══ Information supplied ══
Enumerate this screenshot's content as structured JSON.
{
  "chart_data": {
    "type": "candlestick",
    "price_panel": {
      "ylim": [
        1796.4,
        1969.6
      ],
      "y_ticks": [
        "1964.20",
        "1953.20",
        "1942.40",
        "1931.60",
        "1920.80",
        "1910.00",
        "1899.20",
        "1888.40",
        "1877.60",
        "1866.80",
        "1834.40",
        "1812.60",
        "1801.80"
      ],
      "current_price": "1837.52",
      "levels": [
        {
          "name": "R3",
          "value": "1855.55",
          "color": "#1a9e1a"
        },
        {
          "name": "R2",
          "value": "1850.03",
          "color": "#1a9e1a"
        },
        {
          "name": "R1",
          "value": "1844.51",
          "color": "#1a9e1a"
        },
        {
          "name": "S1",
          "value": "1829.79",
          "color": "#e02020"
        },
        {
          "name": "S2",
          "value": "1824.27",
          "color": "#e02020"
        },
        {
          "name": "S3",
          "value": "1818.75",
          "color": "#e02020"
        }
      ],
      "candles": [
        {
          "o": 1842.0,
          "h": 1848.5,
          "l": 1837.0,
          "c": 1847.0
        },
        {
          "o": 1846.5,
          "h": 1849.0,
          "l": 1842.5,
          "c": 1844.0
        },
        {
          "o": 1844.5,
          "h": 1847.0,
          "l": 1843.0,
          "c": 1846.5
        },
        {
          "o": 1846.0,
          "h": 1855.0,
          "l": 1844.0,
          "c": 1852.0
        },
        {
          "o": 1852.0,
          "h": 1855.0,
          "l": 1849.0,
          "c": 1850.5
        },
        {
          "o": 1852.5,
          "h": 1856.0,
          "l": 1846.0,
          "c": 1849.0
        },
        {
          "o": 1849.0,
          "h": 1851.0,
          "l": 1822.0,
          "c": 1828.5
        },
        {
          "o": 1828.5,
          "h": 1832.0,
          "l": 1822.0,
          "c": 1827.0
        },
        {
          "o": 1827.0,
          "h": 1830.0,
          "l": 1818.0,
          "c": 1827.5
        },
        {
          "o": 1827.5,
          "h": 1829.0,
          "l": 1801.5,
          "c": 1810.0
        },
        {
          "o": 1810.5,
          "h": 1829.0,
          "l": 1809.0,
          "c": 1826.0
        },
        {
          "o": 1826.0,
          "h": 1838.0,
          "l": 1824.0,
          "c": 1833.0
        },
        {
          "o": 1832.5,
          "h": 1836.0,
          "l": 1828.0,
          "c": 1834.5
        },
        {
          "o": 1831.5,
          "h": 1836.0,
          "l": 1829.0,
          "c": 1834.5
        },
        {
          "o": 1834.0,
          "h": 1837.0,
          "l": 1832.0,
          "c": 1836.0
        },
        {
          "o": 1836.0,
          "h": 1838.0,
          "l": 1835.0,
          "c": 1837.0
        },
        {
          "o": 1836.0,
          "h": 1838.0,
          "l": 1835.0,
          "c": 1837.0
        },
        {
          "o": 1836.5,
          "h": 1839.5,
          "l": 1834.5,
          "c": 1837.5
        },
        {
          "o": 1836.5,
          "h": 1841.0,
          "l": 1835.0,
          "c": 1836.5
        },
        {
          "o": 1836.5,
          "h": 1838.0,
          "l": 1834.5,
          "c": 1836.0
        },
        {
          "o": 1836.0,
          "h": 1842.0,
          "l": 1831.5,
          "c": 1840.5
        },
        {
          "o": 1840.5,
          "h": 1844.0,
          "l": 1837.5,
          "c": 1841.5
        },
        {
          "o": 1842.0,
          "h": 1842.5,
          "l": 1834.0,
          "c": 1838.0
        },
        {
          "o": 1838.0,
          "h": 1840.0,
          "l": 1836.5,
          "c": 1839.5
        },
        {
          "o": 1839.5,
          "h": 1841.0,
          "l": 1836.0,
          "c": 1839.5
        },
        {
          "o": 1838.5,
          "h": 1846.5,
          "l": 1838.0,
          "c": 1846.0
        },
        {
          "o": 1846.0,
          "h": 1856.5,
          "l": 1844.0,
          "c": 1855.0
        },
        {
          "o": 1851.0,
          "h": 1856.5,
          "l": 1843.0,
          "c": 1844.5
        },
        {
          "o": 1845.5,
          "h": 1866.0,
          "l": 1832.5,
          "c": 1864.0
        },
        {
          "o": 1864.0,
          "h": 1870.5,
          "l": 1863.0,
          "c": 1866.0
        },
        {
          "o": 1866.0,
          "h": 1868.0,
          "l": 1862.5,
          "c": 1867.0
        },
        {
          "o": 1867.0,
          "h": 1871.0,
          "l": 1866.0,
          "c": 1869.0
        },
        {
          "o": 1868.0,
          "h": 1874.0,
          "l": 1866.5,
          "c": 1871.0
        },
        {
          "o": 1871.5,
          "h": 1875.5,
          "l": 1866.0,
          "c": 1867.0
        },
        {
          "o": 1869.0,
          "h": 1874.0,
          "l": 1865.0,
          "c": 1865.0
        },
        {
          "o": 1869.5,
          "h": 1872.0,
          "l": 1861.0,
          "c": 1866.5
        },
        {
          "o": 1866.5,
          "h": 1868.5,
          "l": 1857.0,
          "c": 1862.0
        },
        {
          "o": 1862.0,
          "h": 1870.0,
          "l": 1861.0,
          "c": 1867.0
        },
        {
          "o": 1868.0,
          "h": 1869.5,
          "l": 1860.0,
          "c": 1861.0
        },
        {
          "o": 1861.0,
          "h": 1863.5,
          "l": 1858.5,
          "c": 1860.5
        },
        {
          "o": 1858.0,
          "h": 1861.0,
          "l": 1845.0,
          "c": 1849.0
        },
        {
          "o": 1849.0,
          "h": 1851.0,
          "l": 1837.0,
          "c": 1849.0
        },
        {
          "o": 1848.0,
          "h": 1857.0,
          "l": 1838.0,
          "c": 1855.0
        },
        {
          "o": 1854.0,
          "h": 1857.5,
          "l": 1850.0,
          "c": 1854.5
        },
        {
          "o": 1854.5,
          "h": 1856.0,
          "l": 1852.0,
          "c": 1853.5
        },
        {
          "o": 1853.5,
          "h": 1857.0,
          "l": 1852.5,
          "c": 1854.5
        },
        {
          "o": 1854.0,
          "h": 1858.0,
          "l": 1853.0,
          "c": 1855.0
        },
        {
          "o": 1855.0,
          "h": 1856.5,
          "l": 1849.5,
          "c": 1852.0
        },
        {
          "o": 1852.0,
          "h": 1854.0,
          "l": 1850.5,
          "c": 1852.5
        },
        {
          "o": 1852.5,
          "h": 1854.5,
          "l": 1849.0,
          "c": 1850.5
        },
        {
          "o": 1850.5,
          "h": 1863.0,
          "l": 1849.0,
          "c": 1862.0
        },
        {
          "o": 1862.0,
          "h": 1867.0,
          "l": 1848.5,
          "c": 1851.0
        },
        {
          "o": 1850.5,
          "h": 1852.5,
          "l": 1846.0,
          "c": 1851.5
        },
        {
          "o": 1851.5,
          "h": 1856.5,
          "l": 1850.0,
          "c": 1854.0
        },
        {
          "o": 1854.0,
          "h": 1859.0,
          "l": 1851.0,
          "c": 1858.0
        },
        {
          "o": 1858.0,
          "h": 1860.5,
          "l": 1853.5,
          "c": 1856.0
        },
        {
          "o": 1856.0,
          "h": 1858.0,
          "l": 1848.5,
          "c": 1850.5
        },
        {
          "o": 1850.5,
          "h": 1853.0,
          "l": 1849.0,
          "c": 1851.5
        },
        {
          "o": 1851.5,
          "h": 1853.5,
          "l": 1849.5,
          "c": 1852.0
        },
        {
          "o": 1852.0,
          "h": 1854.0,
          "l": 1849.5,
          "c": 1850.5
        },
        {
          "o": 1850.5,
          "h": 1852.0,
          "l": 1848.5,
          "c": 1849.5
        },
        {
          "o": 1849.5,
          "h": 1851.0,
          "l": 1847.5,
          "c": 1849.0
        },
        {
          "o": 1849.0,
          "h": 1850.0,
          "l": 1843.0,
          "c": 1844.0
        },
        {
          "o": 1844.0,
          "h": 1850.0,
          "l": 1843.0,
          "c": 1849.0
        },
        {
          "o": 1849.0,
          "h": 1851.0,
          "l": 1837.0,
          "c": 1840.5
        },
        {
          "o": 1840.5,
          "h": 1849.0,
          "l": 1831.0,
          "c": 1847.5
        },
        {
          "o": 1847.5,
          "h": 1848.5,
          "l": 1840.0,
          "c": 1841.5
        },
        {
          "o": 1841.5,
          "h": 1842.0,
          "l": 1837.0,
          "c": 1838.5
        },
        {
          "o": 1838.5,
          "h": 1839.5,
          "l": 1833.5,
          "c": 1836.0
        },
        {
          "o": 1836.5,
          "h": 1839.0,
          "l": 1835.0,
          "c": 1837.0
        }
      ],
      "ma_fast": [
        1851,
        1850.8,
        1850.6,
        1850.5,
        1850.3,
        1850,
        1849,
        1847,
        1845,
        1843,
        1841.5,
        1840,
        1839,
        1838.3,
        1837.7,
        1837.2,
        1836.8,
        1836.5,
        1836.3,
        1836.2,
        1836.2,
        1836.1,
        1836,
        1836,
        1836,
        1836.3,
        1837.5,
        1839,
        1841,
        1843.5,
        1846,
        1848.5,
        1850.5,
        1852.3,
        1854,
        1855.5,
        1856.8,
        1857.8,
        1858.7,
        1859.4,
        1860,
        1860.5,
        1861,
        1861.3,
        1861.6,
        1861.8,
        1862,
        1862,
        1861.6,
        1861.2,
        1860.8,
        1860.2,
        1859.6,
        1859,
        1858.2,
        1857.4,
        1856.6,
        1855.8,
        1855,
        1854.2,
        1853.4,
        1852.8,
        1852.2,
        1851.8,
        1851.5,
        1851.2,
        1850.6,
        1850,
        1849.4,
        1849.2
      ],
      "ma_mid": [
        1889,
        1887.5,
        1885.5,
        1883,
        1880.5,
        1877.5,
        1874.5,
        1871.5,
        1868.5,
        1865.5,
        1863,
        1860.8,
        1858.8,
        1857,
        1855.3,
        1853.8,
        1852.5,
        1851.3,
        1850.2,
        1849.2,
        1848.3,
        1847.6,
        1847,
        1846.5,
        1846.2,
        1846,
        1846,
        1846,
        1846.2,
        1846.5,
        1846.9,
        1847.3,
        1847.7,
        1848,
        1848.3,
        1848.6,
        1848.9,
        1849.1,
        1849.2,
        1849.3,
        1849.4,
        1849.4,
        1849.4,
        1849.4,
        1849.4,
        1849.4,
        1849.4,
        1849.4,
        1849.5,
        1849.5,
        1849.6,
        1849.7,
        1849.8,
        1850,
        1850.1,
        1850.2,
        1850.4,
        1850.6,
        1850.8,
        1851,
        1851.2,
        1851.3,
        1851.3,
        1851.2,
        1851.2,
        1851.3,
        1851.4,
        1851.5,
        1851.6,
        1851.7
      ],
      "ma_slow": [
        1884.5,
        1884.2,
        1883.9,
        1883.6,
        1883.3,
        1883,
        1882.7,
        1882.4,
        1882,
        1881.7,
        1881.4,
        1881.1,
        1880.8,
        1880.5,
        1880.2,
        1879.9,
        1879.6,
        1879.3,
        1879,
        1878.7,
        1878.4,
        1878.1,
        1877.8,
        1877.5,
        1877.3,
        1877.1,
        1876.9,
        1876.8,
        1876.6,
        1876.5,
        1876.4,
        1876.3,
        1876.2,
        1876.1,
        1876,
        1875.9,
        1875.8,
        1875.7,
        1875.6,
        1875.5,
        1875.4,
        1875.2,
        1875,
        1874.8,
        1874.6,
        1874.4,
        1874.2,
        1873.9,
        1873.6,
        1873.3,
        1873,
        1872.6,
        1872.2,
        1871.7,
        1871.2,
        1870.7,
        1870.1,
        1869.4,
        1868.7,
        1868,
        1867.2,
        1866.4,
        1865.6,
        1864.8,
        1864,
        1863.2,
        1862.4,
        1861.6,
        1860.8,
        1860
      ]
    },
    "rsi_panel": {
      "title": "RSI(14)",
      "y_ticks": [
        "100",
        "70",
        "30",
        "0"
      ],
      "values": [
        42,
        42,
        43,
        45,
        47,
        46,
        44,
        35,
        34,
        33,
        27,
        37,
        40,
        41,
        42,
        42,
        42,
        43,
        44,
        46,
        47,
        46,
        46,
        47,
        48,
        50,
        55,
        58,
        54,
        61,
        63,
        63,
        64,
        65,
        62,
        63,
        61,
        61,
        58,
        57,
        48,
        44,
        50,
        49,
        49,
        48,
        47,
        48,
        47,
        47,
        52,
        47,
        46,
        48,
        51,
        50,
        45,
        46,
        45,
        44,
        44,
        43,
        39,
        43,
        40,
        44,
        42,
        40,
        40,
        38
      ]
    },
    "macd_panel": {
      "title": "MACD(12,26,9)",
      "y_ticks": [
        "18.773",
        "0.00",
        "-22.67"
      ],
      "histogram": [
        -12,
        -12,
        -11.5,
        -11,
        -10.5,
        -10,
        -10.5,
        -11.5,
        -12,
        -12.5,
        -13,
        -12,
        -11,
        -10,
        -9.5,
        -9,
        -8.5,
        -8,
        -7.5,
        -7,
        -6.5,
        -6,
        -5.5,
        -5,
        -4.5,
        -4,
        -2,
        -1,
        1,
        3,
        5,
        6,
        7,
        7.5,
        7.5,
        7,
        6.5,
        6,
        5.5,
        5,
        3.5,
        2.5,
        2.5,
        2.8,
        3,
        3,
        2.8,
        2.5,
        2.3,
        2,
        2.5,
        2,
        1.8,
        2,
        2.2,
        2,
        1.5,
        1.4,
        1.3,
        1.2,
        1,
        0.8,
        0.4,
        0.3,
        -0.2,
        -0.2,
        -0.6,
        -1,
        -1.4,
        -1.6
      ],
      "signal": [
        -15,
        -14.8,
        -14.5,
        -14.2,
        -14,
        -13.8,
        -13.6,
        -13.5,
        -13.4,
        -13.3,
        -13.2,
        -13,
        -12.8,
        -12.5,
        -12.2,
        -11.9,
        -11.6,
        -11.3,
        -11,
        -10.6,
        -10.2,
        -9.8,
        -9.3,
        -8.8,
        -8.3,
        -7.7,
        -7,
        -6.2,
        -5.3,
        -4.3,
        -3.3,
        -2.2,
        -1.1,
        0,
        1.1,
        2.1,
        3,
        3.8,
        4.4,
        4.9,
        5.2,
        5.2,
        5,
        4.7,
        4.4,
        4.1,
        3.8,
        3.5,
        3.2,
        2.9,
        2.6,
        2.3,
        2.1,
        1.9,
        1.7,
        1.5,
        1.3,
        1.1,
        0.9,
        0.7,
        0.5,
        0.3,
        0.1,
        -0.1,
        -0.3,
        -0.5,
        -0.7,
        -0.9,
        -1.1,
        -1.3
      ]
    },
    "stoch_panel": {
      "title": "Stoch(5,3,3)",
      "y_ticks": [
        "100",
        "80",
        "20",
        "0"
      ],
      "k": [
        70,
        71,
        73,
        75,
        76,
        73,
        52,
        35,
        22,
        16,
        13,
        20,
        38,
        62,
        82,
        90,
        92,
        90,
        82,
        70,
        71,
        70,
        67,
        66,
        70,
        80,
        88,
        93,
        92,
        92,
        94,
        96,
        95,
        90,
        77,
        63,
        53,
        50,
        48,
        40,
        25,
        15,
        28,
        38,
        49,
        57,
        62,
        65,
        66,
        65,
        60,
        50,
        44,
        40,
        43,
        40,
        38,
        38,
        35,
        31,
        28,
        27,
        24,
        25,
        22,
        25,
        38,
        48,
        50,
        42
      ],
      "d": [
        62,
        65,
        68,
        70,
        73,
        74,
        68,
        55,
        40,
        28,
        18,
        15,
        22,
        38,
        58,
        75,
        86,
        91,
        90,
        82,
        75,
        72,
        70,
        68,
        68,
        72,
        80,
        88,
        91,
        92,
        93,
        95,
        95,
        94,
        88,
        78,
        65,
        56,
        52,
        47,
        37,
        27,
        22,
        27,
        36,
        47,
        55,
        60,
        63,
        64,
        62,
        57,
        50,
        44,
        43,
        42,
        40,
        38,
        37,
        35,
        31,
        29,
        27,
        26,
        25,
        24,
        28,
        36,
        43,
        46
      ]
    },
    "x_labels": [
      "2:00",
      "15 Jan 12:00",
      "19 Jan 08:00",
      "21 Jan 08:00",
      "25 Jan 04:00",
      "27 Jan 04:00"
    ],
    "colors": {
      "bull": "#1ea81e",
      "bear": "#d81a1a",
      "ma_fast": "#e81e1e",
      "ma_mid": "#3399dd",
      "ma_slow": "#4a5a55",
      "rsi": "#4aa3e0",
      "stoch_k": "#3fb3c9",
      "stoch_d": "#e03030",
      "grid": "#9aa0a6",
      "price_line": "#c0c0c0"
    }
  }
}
═══
» Problem to work on
State the count of lines with the word "title" in them, and write nothing else.

» Solution
3